## [What is needed]
Give all of the lines again exactly as they read.

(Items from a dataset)
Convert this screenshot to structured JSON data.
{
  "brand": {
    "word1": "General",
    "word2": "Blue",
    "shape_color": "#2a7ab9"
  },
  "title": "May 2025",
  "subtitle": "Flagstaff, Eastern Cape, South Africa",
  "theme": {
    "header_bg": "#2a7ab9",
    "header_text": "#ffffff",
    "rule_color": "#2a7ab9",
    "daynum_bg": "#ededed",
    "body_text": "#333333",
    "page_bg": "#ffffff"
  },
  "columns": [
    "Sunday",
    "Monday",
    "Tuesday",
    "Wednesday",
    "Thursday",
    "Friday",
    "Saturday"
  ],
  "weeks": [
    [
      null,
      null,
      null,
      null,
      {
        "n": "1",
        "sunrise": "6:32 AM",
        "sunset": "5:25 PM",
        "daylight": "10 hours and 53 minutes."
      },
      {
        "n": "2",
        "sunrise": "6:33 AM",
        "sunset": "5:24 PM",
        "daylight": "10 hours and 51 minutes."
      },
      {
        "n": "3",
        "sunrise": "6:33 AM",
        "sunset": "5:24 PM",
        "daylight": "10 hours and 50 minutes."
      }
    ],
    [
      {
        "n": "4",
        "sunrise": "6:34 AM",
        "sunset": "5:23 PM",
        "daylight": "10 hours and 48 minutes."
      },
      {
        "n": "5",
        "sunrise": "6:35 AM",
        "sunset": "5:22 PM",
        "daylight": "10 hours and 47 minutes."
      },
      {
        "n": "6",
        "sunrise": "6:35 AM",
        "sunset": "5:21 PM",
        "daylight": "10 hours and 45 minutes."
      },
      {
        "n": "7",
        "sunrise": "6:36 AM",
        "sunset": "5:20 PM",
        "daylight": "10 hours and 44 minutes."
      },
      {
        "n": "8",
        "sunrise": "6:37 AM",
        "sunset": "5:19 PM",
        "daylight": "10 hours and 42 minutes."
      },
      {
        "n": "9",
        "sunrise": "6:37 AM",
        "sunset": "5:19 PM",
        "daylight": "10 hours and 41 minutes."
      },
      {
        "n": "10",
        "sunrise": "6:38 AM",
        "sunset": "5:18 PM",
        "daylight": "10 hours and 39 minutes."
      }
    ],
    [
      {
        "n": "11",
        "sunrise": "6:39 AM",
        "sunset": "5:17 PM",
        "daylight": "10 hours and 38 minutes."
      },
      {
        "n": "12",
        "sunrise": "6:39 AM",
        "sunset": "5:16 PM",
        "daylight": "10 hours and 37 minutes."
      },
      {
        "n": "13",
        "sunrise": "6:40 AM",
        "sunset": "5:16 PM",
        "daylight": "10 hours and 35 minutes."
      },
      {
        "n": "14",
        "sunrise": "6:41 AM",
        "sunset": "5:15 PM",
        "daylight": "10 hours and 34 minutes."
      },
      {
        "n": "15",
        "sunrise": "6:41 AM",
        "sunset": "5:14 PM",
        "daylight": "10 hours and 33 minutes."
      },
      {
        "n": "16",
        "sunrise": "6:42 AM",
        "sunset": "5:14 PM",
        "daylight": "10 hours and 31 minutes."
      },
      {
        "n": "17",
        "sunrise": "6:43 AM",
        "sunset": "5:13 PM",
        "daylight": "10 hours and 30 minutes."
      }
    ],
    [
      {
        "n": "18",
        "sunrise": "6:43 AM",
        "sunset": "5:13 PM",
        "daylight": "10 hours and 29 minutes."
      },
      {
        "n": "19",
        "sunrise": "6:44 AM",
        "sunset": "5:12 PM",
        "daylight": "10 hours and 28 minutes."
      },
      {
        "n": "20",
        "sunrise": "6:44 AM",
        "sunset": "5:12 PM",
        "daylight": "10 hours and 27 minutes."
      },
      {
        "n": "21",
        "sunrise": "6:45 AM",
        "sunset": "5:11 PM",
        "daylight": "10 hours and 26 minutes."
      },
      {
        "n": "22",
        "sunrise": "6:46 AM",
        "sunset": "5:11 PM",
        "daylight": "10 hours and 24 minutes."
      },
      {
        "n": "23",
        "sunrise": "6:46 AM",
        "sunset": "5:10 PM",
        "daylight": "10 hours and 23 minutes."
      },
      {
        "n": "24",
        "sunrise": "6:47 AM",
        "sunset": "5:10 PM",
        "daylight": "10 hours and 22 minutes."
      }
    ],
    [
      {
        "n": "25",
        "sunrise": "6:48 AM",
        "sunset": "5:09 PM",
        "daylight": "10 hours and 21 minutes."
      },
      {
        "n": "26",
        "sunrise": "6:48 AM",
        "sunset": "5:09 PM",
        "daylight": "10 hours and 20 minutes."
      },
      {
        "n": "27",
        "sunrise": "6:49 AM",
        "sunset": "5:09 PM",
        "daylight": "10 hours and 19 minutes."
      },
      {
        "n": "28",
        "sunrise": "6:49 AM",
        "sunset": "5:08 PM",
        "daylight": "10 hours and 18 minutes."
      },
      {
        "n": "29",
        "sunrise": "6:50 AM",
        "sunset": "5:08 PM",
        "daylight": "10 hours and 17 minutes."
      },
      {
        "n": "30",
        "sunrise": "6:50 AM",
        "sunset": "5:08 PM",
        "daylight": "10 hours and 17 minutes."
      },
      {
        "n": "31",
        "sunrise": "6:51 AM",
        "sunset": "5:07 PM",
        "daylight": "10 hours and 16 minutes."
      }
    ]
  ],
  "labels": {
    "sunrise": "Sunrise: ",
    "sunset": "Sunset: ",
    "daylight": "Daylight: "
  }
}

## [Output for this exercise]
Convert this screenshot to structured JSON data.
{
  "brand": {
    "word1": "General",
    "word2": "Blue",
    "shape_color": "#2a7ab9"
  },
  "title": "May 2025",
  "subtitle": "Flagstaff, Eastern Cape, South Africa",
  "theme": {
    "header_bg": "#2a7ab9",
    "header_text": "#ffffff",
    "rule_color": "#2a7ab9",
    "daynum_bg": "#ededed",
    "body_text": "#333333",
    "page_bg": "#ffffff"
  },
  "columns": [
    "Sunday",
    "Monday",
    "Tuesday",
    "Wednesday",
    "Thursday",
    "Friday",
    "Saturday"
  ],
  "weeks": [
    [
      null,
      null,
      null,
      null,
      {
        "n": "1",
        "sunrise": "6:32 AM",
        "sunset": "5:25 PM",
        "daylight": "10 hours and 53 minutes."
      },
      {
        "n": "2",
        "sunrise": "6:33 AM",
        "sunset": "5:24 PM",
        "daylight": "10 hours and 51 minutes."
      },
      {
        "n": "3",
        "sunrise": "6:33 AM",
        "sunset": "5:24 PM",
        "daylight": "10 hours and 50 minutes."
      }
    ],
    [
      {
        "n": "4",
        "sunrise": "6:34 AM",
        "sunset": "5:23 PM",
        "daylight": "10 hours and 48 minutes."
      },
      {
        "n": "5",
        "sunrise": "6:35 AM",
        "sunset": "5:22 PM",
        "daylight": "10 hours and 47 minutes."
      },
      {
        "n": "6",
        "sunrise": "6:35 AM",
        "sunset": "5:21 PM",
        "daylight": "10 hours and 45 minutes."
      },
      {
        "n": "7",
        "sunrise": "6:36 AM",
        "sunset": "5:20 PM",
        "daylight": "10 hours and 44 minutes."
      },
      {
        "n": "8",
        "sunrise": "6:37 AM",
        "sunset": "5:19 PM",
        "daylight": "10 hours and 42 minutes."
      },
      {
        "n": "9",
        "sunrise": "6:37 AM",
        "sunset": "5:19 PM",
        "daylight": "10 hours and 41 minutes."
      },
      {
        "n": "10",
        "sunrise": "6:38 AM",
        "sunset": "5:18 PM",
        "daylight": "10 hours and 39 minutes."
      }
    ],
    [
      {
        "n": "11",
        "sunrise": "6:39 AM",
        "sunset": "5:17 PM",
        "daylight": "10 hours and 38 minutes."
      },
      {
        "n": "12",
        "sunrise": "6:39 AM",
        "sunset": "5:16 PM",
        "daylight": "10 hours and 37 minutes."
      },
      {
        "n": "13",
        "sunrise": "6:40 AM",
        "sunset": "5:16 PM",
        "daylight": "10 hours and 35 minutes."
      },
      {
        "n": "14",
        "sunrise": "6:41 AM",
        "sunset": "5:15 PM",
        "daylight": "10 hours and 34 minutes."
      },
      {
        "n": "15",
        "sunrise": "6:41 AM",
        "sunset": "5:14 PM",
        "daylight": "10 hours and 33 minutes."
      },
      {
        "n": "16",
        "sunrise": "6:42 AM",
        "sunset": "5:14 PM",
        "daylight": "10 hours and 31 minutes."
      },
      {
        "n": "17",
        "sunrise": "6:43 AM",
        "sunset": "5:13 PM",
        "daylight": "10 hours and 30 minutes."
      }
    ],
    [
      {
        "n": "18",
        "sunrise": "6:43 AM",
        "sunset": "5:13 PM",
        "daylight": "10 hours and 29 minutes."
      },
      {
        "n": "19",
        "sunrise": "6:44 AM",
        "sunset": "5:12 PM",
        "daylight": "10 hours and 28 minutes."
      },
      {
        "n": "20",
        "sunrise": "6:44 AM",
        "sunset": "5:12 PM",
        "daylight": "10 hours and 27 minutes."
      },
      {
        "n": "21",
        "sunrise": "6:45 AM",
        "sunset": "5:11 PM",
        "daylight": "10 hours and 26 minutes."
      },
      {
        "n": "22",
        "sunrise": "6:46 AM",
        "sunset": "5:11 PM",
        "daylight": "10 hours and 24 minutes."
      },
      {
        "n": "23",
        "sunrise": "6:46 AM",
        "sunset": "5:10 PM",
        "daylight": "10 hours and 23 minutes."
      },
      {
        "n": "24",
        "sunrise": "6:47 AM",
        "sunset": "5:10 PM",
        "daylight": "10 hours and 22 minutes."
      }
    ],
    [
      {
        "n": "25",
        "sunrise": "6:48 AM",
        "sunset": "5:09 PM",
        "daylight": "10 hours and 21 minutes."
      },
      {
        "n": "26",
        "sunrise": "6:48 AM",
        "sunset": "5:09 PM",
        "daylight": "10 hours and 20 minutes."
      },
      {
        "n": "27",
        "sunrise": "6:49 AM",
        "sunset": "5:09 PM",
        "daylight": "10 hours and 19 minutes."
      },
      {
        "n": "28",
        "sunrise": "6:49 AM",
        "sunset": "5:08 PM",
        "daylight": "10 hours and 18 minutes."
      },
      {
        "n": "29",
        "sunrise": "6:50 AM",
        "sunset": "5:08 PM",
        "daylight": "10 hours and 17 minutes."
      },
      {
        "n": "30",
        "sunrise": "6:50 AM",
        "sunset": "5:08 PM",
        "daylight": "10 hours and 17 minutes."
      },
      {
        "n": "31",
        "sunrise": "6:51 AM",
        "sunset": "5:07 PM",
        "daylight": "10 hours and 16 minutes."
      }
    ]
  ],
  "labels": {
    "sunrise": "Sunrise: ",
    "sunset": "Sunset: ",
    "daylight": "Daylight: "
  }
}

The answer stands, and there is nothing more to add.